◆ Supplied material
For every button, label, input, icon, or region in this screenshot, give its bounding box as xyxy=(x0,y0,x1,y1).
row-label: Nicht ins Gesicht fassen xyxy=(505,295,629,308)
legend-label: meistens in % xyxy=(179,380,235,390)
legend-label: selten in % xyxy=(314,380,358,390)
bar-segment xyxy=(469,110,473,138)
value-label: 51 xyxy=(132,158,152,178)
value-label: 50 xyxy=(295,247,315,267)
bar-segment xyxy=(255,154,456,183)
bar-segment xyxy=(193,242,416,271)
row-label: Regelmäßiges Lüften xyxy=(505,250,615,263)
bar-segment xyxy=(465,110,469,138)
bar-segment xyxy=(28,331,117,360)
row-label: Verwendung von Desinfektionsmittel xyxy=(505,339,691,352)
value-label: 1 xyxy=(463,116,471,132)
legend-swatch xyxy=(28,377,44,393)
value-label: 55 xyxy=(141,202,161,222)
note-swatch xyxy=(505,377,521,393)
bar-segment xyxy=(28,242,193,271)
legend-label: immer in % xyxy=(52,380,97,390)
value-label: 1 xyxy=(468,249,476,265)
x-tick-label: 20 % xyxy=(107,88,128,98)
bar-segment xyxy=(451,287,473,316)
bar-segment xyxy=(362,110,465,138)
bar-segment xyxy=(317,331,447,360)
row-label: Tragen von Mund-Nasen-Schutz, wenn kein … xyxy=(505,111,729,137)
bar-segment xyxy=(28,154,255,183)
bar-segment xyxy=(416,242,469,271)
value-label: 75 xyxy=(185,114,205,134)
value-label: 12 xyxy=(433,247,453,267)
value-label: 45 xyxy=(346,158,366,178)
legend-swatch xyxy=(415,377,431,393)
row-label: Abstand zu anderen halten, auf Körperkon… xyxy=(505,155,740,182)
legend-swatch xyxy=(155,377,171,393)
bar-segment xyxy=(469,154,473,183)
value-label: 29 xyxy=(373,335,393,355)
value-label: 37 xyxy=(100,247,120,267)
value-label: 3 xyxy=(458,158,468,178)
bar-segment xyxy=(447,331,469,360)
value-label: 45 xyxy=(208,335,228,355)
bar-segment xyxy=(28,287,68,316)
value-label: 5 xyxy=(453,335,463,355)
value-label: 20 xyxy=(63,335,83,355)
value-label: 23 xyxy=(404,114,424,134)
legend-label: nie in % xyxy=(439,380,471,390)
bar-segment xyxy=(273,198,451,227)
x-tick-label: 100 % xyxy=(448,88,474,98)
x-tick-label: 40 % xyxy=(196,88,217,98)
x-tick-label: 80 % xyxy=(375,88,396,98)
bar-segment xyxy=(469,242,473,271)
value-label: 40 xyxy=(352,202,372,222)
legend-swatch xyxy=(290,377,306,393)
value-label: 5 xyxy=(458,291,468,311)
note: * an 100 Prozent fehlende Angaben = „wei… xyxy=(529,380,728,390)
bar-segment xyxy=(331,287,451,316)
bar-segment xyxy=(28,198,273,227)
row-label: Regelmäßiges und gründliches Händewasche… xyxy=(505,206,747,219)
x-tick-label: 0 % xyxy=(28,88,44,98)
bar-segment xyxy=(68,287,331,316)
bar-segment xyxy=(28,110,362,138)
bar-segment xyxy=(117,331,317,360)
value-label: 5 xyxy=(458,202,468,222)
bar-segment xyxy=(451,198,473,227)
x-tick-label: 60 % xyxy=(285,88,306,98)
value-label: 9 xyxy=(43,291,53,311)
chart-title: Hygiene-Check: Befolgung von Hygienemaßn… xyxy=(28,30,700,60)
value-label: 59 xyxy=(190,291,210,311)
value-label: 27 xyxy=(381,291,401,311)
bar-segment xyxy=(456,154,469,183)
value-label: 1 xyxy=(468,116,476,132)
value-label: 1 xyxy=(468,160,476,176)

◆ Brief
Quote the material above word for word, keeping every line in its original order.

◆ Answer to the problem
For every button, label, input, icon, or region in this screenshot, give its bounding box as xyxy=(x0,y0,x1,y1).
row-label: Nicht ins Gesicht fassen xyxy=(505,295,629,308)
legend-label: meistens in % xyxy=(179,380,235,390)
legend-label: selten in % xyxy=(314,380,358,390)
bar-segment xyxy=(469,110,473,138)
value-label: 51 xyxy=(132,158,152,178)
value-label: 50 xyxy=(295,247,315,267)
bar-segment xyxy=(255,154,456,183)
bar-segment xyxy=(193,242,416,271)
row-label: Regelmäßiges Lüften xyxy=(505,250,615,263)
bar-segment xyxy=(465,110,469,138)
bar-segment xyxy=(28,331,117,360)
row-label: Verwendung von Desinfektionsmittel xyxy=(505,339,691,352)
value-label: 1 xyxy=(463,116,471,132)
legend-swatch xyxy=(28,377,44,393)
value-label: 55 xyxy=(141,202,161,222)
note-swatch xyxy=(505,377,521,393)
bar-segment xyxy=(28,242,193,271)
legend-label: immer in % xyxy=(52,380,97,390)
value-label: 1 xyxy=(468,249,476,265)
x-tick-label: 20 % xyxy=(107,88,128,98)
bar-segment xyxy=(451,287,473,316)
bar-segment xyxy=(362,110,465,138)
bar-segment xyxy=(317,331,447,360)
row-label: Tragen von Mund-Nasen-Schutz, wenn kein … xyxy=(505,111,729,137)
bar-segment xyxy=(28,154,255,183)
bar-segment xyxy=(416,242,469,271)
value-label: 75 xyxy=(185,114,205,134)
value-label: 12 xyxy=(433,247,453,267)
value-label: 45 xyxy=(346,158,366,178)
legend-swatch xyxy=(415,377,431,393)
row-label: Abstand zu anderen halten, auf Körperkon… xyxy=(505,155,740,182)
legend-swatch xyxy=(155,377,171,393)
bar-segment xyxy=(469,154,473,183)
value-label: 29 xyxy=(373,335,393,355)
value-label: 37 xyxy=(100,247,120,267)
value-label: 3 xyxy=(458,158,468,178)
bar-segment xyxy=(447,331,469,360)
value-label: 45 xyxy=(208,335,228,355)
bar-segment xyxy=(28,287,68,316)
value-label: 5 xyxy=(453,335,463,355)
value-label: 20 xyxy=(63,335,83,355)
value-label: 23 xyxy=(404,114,424,134)
legend-label: nie in % xyxy=(439,380,471,390)
bar-segment xyxy=(273,198,451,227)
x-tick-label: 100 % xyxy=(448,88,474,98)
x-tick-label: 40 % xyxy=(196,88,217,98)
x-tick-label: 80 % xyxy=(375,88,396,98)
bar-segment xyxy=(469,242,473,271)
value-label: 40 xyxy=(352,202,372,222)
legend-swatch xyxy=(290,377,306,393)
value-label: 5 xyxy=(458,291,468,311)
note: * an 100 Prozent fehlende Angaben = „wei… xyxy=(529,380,728,390)
bar-segment xyxy=(331,287,451,316)
bar-segment xyxy=(28,198,273,227)
row-label: Regelmäßiges und gründliches Händewasche… xyxy=(505,206,747,219)
x-tick-label: 0 % xyxy=(28,88,44,98)
bar-segment xyxy=(68,287,331,316)
bar-segment xyxy=(28,110,362,138)
bar-segment xyxy=(117,331,317,360)
value-label: 5 xyxy=(458,202,468,222)
bar-segment xyxy=(451,198,473,227)
x-tick-label: 60 % xyxy=(285,88,306,98)
value-label: 9 xyxy=(43,291,53,311)
chart-title: Hygiene-Check: Befolgung von Hygienemaßn… xyxy=(28,30,700,60)
value-label: 59 xyxy=(190,291,210,311)
value-label: 27 xyxy=(381,291,401,311)
bar-segment xyxy=(456,154,469,183)
value-label: 1 xyxy=(468,116,476,132)
value-label: 1 xyxy=(468,160,476,176)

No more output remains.